- Given task -
Everything in the listing except the pictures should be written out exactly.

- Supplied material -
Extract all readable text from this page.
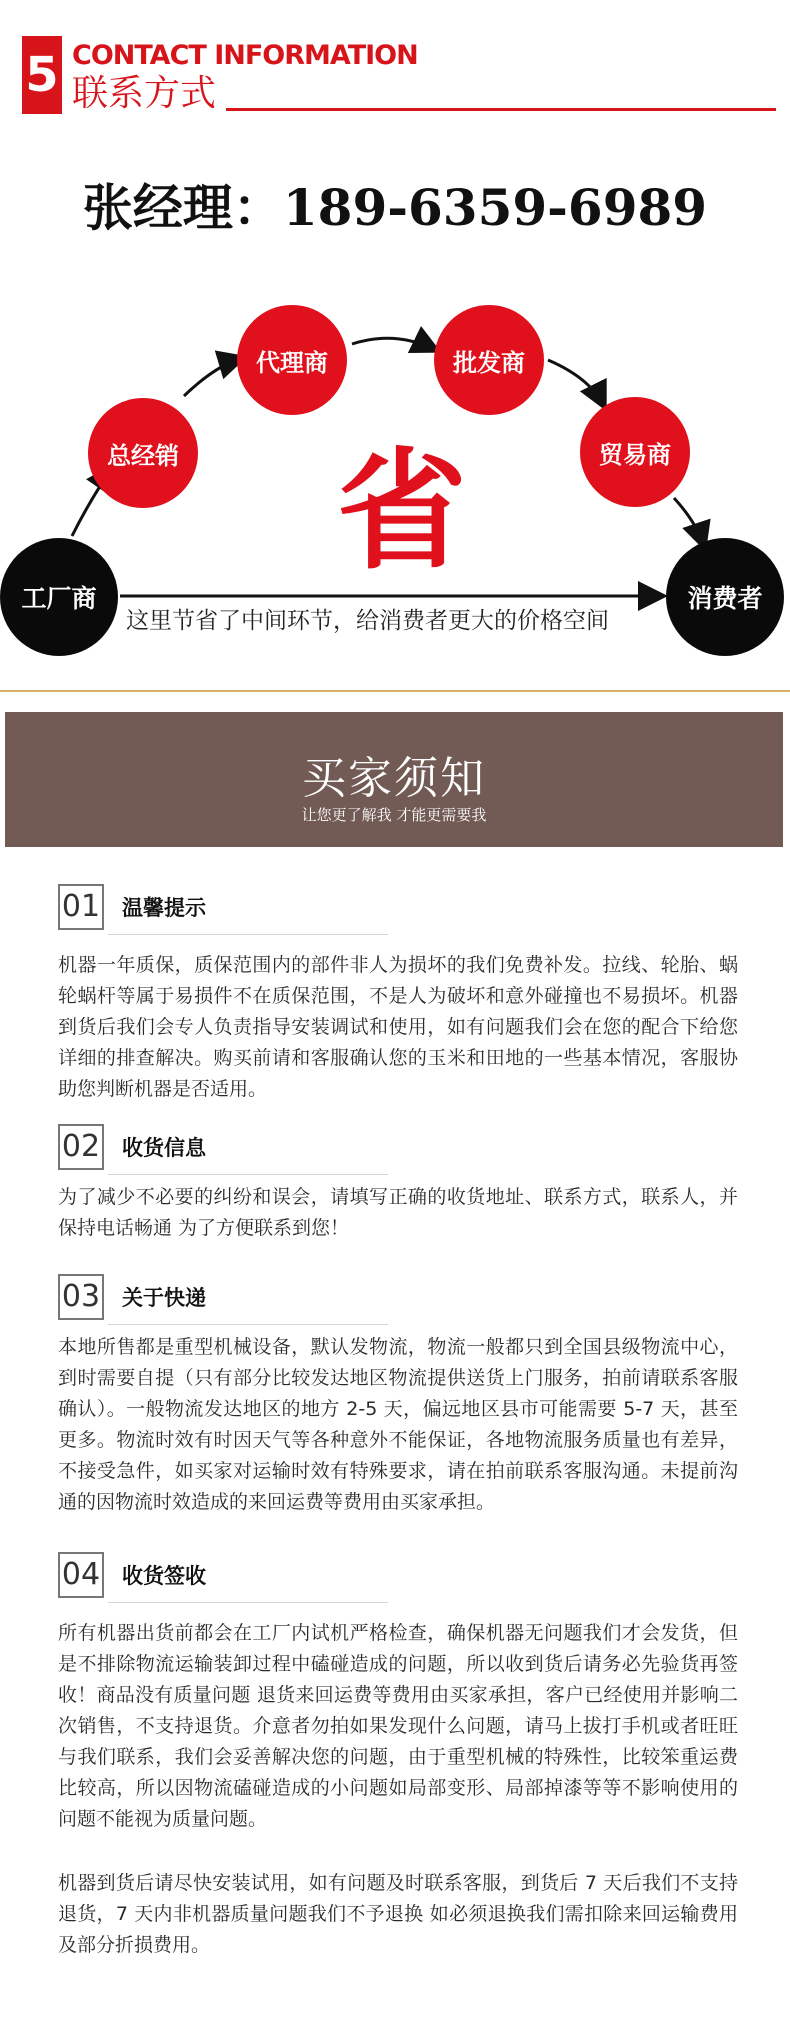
5 CONTACT INFORMATION
联系方式
张经理：189-6359-6989
工厂商
总经销
代理商	批发商
贸易商
消费者
省
这里节省了中间环节，给消费者更大的价格空间
买家须知
让您更了解我 才能更需要我
01 温馨提示
机器一年质保，质保范围内的部件非人为损坏的我们免费补发。拉线、轮胎、蜗轮蜗杆等属于易损件不在质保范围，不是人为破坏和意外碰撞也不易损坏。机器到货后我们会专人负责指导安装调试和使用，如有问题我们会在您的配合下给您详细的排查解决。购买前请和客服确认您的玉米和田地的一些基本情况，客服协助您判断机器是否适用。
02 收货信息
为了减少不必要的纠纷和误会，请填写正确的收货地址、联系方式，联系人，并保持电话畅通 为了方便联系到您！
03 关于快递
本地所售都是重型机械设备，默认发物流，物流一般都只到全国县级物流中心，到时需要自提（只有部分比较发达地区物流提供送货上门服务，拍前请联系客服确认）。一般物流发达地区的地方 2-5 天，偏远地区县市可能需要 5-7 天，甚至更多。物流时效有时因天气等各种意外不能保证，各地物流服务质量也有差异，不接受急件，如买家对运输时效有特殊要求，请在拍前联系客服沟通。未提前沟通的因物流时效造成的来回运费等费用由买家承担。
04 收货签收
所有机器出货前都会在工厂内试机严格检查，确保机器无问题我们才会发货，但是不排除物流运输装卸过程中磕碰造成的问题，所以收到货后请务必先验货再签收！商品没有质量问题 退货来回运费等费用由买家承担，客户已经使用并影响二次销售，不支持退货。介意者勿拍如果发现什么问题，请马上拔打手机或者旺旺与我们联系，我们会妥善解决您的问题，由于重型机械的特殊性，比较笨重运费比较高，所以因物流磕碰造成的小问题如局部变形、局部掉漆等等不影响使用的问题不能视为质量问题。
机器到货后请尽快安装试用，如有问题及时联系客服，到货后 7 天后我们不支持退货，7 天内非机器质量问题我们不予退换 如必须退换我们需扣除来回运输费用及部分折损费用。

- The solution -
Extract all readable text from this page.
5 CONTACT INFORMATION
联系方式
张经理：189-6359-6989
工厂商
总经销
代理商	批发商
贸易商
消费者
省
这里节省了中间环节，给消费者更大的价格空间
买家须知
让您更了解我 才能更需要我
01 温馨提示
机器一年质保，质保范围内的部件非人为损坏的我们免费补发。拉线、轮胎、蜗轮蜗杆等属于易损件不在质保范围，不是人为破坏和意外碰撞也不易损坏。机器到货后我们会专人负责指导安装调试和使用，如有问题我们会在您的配合下给您详细的排查解决。购买前请和客服确认您的玉米和田地的一些基本情况，客服协助您判断机器是否适用。
02 收货信息
为了减少不必要的纠纷和误会，请填写正确的收货地址、联系方式，联系人，并保持电话畅通 为了方便联系到您！
03 关于快递
本地所售都是重型机械设备，默认发物流，物流一般都只到全国县级物流中心，到时需要自提（只有部分比较发达地区物流提供送货上门服务，拍前请联系客服确认）。一般物流发达地区的地方 2-5 天，偏远地区县市可能需要 5-7 天，甚至更多。物流时效有时因天气等各种意外不能保证，各地物流服务质量也有差异，不接受急件，如买家对运输时效有特殊要求，请在拍前联系客服沟通。未提前沟通的因物流时效造成的来回运费等费用由买家承担。
04 收货签收
所有机器出货前都会在工厂内试机严格检查，确保机器无问题我们才会发货，但是不排除物流运输装卸过程中磕碰造成的问题，所以收到货后请务必先验货再签收！商品没有质量问题 退货来回运费等费用由买家承担，客户已经使用并影响二次销售，不支持退货。介意者勿拍如果发现什么问题，请马上拔打手机或者旺旺与我们联系，我们会妥善解决您的问题，由于重型机械的特殊性，比较笨重运费比较高，所以因物流磕碰造成的小问题如局部变形、局部掉漆等等不影响使用的问题不能视为质量问题。
机器到货后请尽快安装试用，如有问题及时联系客服，到货后 7 天后我们不支持退货，7 天内非机器质量问题我们不予退换 如必须退换我们需扣除来回运输费用及部分折损费用。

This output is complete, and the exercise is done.